§ **Dataset items**

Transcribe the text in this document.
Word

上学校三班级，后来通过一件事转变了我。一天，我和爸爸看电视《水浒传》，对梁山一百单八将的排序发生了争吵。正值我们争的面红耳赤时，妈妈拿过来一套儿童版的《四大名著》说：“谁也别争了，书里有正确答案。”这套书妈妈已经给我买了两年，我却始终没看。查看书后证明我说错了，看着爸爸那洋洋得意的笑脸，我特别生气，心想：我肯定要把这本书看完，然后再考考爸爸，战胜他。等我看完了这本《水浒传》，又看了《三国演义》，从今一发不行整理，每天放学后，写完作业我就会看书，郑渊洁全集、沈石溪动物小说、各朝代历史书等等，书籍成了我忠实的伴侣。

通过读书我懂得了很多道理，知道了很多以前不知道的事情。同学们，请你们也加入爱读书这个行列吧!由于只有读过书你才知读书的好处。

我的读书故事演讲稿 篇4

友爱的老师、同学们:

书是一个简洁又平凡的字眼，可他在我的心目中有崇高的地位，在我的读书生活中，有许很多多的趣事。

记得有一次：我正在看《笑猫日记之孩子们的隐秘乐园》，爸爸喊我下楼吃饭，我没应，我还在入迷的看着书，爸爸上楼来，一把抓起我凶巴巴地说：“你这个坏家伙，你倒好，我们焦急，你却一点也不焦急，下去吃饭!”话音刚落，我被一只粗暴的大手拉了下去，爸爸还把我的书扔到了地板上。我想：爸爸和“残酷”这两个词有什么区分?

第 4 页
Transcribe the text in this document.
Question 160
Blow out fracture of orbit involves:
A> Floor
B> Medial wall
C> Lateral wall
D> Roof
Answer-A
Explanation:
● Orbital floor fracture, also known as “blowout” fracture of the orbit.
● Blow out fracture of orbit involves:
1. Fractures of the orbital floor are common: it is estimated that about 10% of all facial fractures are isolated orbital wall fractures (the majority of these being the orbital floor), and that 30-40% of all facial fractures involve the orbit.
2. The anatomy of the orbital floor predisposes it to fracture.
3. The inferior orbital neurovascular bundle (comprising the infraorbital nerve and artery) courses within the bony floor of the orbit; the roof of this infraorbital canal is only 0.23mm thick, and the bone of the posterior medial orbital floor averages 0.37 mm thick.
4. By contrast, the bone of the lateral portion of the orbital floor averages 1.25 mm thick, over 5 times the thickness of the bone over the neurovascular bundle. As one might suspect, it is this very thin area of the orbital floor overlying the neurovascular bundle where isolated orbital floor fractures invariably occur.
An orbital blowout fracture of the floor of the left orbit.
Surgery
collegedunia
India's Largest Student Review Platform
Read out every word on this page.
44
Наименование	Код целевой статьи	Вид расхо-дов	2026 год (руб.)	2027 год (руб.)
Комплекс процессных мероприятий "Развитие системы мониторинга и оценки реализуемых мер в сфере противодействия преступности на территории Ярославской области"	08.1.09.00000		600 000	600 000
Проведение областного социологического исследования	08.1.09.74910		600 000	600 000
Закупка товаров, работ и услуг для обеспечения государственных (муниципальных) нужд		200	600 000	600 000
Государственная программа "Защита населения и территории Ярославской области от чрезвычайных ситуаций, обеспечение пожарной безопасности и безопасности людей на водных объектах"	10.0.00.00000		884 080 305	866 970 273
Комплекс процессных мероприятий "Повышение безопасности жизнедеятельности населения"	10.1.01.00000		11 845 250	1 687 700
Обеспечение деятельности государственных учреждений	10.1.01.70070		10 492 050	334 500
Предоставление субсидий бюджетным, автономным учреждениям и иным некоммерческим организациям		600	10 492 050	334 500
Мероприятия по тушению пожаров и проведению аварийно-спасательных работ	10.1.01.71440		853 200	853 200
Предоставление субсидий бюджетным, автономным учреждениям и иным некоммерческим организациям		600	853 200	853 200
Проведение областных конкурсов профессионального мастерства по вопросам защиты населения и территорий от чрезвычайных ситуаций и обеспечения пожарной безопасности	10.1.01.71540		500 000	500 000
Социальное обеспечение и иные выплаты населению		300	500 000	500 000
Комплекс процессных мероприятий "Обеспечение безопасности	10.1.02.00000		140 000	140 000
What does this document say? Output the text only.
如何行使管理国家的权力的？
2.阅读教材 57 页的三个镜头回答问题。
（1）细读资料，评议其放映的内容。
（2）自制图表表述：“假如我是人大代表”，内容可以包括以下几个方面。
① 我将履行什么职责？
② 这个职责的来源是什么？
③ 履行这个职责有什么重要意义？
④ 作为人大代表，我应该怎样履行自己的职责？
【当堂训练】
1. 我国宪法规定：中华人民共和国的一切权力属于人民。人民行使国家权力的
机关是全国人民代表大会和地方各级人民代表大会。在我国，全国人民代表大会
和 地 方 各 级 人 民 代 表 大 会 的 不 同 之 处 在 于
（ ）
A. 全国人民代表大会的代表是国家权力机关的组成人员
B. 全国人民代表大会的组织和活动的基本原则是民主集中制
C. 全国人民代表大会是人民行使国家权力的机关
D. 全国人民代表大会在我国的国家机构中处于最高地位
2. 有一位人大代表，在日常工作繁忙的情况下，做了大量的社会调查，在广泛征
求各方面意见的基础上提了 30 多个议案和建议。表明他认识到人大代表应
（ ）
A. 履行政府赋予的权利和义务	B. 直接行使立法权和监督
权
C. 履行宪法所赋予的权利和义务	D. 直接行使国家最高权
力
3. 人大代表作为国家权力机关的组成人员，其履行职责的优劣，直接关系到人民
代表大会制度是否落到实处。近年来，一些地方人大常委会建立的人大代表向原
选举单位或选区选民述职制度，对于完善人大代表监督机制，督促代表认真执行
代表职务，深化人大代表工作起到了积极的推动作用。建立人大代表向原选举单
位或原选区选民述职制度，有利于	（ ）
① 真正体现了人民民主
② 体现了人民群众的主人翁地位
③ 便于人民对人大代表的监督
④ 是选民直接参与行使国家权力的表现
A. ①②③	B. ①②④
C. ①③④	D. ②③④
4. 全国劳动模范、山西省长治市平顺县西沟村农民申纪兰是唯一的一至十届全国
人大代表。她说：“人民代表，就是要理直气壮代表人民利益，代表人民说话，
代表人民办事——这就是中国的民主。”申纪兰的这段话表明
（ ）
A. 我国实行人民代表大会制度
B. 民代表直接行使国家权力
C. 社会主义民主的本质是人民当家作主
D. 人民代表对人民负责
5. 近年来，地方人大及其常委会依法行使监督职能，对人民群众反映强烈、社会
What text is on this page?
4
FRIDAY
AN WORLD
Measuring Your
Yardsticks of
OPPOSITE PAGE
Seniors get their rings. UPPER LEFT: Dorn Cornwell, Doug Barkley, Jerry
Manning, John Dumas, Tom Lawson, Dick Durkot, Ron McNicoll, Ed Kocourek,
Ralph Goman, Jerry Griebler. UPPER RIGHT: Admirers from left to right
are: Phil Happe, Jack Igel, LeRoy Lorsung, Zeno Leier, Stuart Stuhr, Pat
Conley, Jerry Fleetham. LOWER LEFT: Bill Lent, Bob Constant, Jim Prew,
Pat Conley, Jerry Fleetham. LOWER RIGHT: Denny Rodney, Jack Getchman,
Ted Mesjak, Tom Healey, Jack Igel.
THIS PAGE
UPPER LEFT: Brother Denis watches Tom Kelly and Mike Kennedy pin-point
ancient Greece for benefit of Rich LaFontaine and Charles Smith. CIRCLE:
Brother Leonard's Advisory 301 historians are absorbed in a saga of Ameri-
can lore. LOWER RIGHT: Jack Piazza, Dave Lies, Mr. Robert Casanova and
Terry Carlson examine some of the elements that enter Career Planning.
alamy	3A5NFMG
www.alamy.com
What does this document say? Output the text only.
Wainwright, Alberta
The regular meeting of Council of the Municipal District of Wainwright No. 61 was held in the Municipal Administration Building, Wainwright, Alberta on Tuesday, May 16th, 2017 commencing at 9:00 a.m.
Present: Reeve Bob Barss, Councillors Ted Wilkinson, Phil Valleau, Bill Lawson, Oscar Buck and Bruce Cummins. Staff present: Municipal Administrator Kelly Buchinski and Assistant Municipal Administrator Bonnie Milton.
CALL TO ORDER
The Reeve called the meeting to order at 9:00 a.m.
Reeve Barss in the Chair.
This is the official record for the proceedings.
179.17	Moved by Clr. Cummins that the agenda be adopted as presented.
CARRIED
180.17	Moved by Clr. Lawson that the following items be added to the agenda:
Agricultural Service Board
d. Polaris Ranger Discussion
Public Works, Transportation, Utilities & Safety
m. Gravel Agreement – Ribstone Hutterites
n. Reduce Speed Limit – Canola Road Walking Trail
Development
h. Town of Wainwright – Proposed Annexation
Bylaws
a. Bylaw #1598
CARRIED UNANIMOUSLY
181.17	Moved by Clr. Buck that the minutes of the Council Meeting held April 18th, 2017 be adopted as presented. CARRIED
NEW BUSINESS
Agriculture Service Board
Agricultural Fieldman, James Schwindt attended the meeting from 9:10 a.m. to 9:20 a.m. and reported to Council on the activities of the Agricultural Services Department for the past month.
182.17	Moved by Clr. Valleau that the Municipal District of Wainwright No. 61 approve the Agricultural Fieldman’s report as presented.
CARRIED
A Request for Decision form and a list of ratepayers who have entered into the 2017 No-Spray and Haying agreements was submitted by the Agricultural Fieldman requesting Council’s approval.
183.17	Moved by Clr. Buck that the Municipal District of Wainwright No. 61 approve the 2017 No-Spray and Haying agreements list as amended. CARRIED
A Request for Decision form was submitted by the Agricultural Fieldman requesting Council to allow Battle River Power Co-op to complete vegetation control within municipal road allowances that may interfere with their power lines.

§ **Problem**
For the material, find the number of lines holding the word "Reeve" and give that figure and nothing more.

§ **Task solution**
3